◆ **Your task**
Select each line where the word "其他教育支出" appears.

◆ **Data listing**
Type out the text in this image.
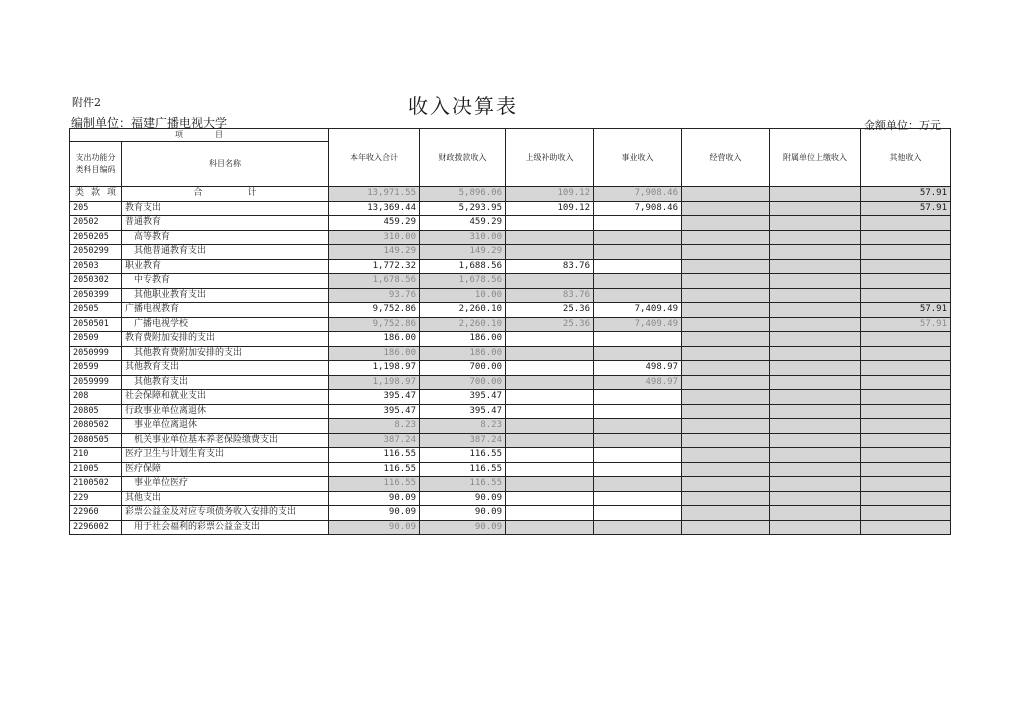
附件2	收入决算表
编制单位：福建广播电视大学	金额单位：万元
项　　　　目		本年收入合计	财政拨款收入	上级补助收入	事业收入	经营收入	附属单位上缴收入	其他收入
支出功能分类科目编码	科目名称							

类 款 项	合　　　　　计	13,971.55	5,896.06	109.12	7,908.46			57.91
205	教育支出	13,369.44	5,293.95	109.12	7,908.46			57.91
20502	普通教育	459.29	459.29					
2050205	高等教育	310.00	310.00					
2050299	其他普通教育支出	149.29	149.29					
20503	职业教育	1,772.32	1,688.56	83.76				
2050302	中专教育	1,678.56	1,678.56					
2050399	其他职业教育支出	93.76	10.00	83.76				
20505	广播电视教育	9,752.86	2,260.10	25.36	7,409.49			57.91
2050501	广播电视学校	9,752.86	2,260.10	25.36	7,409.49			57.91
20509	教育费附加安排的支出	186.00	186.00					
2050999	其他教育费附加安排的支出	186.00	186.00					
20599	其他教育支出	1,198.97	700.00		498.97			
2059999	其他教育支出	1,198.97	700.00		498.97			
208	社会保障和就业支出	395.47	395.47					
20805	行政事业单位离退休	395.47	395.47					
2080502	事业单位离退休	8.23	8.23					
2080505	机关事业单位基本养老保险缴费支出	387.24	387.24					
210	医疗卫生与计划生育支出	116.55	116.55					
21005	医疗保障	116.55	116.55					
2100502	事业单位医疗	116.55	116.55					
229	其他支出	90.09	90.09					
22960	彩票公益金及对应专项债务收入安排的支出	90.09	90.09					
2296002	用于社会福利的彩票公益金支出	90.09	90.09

◆ **Response**
20599	其他教育支出	1,198.97	700.00		498.97			
2059999	其他教育支出	1,198.97	700.00		498.97			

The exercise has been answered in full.